* _Dataset rows about figures_
------------------------------------------------

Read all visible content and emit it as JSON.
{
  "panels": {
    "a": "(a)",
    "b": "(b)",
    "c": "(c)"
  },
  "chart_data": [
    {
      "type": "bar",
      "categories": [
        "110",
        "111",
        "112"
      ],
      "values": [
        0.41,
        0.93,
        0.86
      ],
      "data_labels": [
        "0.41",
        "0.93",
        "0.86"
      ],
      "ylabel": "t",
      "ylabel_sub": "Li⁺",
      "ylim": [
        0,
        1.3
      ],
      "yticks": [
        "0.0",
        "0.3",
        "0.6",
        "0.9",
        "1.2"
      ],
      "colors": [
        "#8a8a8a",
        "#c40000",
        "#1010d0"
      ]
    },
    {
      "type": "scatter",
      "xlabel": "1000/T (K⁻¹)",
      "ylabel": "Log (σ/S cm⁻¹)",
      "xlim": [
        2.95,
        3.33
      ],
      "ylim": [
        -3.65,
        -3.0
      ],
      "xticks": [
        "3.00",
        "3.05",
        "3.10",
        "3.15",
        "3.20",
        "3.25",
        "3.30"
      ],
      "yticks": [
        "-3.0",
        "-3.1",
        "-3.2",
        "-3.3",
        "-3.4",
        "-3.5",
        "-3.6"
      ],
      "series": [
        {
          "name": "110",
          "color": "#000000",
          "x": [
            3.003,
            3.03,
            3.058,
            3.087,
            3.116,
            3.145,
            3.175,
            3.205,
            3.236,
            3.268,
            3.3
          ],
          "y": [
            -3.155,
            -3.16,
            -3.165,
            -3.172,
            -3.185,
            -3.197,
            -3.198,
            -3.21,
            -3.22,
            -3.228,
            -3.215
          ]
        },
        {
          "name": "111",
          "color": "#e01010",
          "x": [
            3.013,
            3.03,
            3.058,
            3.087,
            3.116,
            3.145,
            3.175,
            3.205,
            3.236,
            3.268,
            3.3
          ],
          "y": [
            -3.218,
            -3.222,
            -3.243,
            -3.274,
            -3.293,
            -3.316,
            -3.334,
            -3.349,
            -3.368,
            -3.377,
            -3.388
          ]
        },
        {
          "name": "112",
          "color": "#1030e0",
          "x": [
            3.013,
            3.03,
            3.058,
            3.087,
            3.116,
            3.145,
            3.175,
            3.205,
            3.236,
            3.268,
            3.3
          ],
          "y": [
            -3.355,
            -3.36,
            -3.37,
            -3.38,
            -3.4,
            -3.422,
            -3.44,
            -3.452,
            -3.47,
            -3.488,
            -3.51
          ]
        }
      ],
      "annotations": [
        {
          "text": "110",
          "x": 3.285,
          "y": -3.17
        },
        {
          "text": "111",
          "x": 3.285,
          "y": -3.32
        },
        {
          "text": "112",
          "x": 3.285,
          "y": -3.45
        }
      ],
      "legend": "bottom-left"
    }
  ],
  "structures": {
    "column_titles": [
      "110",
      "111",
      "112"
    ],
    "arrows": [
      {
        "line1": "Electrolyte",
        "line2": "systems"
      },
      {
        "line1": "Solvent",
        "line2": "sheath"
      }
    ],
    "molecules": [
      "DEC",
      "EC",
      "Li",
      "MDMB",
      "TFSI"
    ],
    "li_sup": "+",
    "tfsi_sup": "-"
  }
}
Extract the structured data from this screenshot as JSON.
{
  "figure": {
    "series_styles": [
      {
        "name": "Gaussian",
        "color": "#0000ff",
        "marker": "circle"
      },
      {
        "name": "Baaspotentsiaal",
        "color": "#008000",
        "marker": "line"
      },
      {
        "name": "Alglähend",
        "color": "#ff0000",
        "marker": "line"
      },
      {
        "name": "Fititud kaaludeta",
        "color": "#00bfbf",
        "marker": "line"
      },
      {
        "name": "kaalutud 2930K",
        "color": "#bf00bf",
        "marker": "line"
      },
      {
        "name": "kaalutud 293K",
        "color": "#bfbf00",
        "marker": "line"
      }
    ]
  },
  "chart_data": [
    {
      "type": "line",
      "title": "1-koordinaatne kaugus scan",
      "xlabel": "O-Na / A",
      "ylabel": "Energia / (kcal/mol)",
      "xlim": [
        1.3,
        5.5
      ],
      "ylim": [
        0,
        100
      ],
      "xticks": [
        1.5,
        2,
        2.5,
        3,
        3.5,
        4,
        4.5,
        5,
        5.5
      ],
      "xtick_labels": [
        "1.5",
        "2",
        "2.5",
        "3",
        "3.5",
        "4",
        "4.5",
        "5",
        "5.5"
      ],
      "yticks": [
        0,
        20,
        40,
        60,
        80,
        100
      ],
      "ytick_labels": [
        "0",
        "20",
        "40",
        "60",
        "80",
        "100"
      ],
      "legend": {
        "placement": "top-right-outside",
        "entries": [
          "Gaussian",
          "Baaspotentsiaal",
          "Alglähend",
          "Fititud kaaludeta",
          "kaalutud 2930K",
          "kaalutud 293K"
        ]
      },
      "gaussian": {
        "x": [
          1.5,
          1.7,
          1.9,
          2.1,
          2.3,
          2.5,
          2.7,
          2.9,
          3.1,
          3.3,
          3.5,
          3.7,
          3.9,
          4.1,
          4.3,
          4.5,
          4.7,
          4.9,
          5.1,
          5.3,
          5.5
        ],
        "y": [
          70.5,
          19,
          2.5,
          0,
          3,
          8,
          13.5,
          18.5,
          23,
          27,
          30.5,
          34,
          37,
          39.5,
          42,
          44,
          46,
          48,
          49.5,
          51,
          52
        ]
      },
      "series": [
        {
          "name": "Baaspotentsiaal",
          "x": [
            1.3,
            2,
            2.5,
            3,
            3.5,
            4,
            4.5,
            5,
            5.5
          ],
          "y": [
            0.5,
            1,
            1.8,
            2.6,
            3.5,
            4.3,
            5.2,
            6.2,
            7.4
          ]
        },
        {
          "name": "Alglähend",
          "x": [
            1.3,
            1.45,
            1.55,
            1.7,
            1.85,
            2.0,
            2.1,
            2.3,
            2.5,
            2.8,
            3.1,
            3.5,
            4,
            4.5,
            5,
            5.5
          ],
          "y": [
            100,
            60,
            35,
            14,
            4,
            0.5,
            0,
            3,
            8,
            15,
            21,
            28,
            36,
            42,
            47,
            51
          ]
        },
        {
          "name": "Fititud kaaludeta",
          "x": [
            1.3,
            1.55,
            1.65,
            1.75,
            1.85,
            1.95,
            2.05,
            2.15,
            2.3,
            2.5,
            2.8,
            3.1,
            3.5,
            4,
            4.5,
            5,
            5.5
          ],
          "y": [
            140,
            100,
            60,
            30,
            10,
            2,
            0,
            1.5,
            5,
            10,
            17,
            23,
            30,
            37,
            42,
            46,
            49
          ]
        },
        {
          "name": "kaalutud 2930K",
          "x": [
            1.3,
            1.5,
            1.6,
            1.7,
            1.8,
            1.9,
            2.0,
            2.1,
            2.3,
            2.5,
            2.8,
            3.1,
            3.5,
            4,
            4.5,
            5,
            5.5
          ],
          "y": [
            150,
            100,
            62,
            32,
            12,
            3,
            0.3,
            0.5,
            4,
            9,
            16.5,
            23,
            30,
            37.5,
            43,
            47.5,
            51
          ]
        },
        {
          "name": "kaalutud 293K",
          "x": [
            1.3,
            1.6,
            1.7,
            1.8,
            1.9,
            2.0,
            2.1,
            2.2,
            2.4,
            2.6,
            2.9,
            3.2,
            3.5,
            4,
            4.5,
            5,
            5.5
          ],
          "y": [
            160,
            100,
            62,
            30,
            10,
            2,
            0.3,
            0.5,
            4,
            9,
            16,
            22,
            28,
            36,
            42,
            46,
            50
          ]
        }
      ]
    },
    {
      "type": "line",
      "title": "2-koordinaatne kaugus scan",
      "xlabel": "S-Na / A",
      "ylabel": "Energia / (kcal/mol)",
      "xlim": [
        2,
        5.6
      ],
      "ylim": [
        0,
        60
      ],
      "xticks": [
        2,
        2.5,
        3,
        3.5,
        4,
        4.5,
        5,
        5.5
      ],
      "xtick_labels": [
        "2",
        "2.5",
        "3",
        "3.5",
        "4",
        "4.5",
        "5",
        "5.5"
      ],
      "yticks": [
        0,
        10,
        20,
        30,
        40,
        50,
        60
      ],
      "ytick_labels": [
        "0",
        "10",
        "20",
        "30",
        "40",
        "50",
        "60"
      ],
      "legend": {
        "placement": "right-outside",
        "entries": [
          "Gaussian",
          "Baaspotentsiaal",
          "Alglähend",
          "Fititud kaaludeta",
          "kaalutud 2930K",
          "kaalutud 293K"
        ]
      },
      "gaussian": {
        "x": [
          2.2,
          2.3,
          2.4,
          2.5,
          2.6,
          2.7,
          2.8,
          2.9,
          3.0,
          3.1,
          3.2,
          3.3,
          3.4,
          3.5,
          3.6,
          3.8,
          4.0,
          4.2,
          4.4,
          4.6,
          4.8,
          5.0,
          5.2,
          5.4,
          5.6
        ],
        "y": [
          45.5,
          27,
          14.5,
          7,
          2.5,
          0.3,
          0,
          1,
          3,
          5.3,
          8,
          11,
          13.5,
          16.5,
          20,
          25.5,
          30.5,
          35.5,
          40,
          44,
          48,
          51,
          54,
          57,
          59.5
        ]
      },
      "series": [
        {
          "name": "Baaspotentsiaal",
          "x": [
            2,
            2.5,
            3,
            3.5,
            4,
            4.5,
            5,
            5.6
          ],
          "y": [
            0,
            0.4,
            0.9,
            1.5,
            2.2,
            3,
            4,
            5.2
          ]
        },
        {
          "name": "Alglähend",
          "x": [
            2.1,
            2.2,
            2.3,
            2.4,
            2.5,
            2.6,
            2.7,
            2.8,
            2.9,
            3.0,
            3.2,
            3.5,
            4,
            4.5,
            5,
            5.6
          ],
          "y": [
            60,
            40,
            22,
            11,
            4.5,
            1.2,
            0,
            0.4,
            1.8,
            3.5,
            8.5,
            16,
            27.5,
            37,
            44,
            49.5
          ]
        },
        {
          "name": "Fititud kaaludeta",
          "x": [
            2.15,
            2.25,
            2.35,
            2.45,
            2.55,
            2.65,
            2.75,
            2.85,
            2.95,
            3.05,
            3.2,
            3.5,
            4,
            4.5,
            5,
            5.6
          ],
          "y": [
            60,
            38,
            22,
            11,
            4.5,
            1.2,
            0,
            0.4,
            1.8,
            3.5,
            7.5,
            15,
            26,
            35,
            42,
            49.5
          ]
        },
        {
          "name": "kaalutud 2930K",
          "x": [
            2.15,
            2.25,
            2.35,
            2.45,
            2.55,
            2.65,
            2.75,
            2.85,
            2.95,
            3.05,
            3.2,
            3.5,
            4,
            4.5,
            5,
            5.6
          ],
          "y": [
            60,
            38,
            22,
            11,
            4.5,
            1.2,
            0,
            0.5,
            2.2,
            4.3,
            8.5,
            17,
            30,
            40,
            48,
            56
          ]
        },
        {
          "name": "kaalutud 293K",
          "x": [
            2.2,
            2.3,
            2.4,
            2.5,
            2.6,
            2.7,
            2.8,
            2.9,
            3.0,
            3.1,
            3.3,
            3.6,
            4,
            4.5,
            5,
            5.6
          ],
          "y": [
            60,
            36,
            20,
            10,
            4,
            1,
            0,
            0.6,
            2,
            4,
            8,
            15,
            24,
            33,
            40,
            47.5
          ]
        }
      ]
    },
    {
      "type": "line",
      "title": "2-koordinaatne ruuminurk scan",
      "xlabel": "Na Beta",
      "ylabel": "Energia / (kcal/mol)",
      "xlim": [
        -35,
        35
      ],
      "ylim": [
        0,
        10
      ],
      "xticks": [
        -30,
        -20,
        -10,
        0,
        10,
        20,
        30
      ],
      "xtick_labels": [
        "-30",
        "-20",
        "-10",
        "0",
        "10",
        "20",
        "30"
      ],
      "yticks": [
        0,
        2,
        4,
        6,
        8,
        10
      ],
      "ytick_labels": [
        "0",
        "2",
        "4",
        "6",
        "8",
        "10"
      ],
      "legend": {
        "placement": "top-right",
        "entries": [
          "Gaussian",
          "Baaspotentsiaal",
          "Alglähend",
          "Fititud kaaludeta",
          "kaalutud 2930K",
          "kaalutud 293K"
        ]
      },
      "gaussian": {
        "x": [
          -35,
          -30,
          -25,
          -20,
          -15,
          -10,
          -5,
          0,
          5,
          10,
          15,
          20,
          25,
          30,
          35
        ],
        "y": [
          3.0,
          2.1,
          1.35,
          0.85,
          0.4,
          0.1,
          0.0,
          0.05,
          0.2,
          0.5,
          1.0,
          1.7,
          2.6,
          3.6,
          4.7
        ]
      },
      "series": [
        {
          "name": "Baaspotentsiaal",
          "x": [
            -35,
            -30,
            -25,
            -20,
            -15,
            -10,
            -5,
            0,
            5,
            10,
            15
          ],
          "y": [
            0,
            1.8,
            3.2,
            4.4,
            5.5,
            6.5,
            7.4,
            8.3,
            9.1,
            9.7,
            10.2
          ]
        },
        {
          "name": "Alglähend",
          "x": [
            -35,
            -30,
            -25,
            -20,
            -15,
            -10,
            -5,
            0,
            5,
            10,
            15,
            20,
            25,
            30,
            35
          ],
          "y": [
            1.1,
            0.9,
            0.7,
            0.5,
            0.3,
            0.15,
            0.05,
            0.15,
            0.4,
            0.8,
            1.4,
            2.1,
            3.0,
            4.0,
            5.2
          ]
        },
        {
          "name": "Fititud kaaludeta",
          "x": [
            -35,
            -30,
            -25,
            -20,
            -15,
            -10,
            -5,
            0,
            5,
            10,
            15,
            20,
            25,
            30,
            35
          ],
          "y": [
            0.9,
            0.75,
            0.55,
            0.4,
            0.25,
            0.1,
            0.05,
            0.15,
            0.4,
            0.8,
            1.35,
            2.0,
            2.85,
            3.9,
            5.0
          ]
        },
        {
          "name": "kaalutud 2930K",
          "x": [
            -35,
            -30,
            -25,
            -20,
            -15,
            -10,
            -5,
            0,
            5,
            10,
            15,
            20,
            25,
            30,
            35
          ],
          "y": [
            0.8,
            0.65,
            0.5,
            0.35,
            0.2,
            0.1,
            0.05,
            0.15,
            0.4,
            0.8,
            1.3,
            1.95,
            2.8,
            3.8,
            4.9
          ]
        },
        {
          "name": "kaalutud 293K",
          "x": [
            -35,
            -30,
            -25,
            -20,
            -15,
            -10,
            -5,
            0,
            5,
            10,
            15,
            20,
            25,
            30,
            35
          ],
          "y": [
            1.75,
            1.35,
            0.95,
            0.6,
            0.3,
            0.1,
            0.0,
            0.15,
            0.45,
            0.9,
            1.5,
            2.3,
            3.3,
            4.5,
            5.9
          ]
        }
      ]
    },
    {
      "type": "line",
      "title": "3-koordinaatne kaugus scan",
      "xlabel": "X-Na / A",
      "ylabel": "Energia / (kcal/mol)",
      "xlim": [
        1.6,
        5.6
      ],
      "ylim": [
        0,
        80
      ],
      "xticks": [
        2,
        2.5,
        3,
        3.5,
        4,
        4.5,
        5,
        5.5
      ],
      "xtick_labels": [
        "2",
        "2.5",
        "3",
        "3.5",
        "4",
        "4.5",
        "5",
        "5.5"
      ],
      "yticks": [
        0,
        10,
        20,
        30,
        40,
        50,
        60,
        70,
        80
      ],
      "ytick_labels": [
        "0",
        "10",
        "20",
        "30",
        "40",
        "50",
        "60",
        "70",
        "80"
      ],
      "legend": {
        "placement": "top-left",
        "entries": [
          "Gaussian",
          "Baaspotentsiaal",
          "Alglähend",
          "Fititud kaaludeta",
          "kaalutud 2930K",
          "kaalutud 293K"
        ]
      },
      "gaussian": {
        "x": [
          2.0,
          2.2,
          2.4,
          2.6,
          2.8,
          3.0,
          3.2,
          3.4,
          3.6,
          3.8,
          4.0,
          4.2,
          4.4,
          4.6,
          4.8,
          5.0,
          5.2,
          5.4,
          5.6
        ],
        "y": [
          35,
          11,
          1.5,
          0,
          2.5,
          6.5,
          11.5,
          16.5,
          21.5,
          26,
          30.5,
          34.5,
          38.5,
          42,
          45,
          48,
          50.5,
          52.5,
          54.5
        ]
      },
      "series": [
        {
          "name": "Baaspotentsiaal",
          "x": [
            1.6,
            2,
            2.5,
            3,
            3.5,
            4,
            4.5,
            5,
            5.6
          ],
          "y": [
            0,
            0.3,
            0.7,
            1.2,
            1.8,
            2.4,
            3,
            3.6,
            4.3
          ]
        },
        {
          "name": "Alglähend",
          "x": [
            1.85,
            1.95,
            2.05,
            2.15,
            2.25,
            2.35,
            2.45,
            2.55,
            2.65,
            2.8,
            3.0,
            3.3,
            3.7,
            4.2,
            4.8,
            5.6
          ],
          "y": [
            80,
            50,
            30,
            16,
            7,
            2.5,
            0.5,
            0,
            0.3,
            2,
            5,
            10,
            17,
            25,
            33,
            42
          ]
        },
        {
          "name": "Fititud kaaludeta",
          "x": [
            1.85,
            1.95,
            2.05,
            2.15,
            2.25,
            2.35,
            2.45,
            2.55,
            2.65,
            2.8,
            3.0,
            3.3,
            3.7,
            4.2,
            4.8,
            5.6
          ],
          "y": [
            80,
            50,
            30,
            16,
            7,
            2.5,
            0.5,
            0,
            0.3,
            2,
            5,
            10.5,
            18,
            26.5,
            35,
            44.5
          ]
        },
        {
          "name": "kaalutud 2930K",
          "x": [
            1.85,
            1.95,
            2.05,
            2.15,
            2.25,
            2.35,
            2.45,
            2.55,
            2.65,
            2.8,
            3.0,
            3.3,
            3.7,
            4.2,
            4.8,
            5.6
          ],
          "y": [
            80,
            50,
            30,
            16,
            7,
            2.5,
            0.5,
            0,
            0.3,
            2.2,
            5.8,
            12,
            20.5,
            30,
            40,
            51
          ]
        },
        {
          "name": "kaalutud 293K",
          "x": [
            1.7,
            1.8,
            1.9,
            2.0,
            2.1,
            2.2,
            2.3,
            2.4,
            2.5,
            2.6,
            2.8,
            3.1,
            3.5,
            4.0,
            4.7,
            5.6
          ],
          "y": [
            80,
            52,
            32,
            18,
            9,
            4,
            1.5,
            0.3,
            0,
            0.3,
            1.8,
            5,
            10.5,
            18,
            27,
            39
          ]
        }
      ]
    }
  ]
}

------------------------------------------------

* _Exercise brief_
Across the material above, count every line holding "outside" and write down only the number.

* _Task answer_
2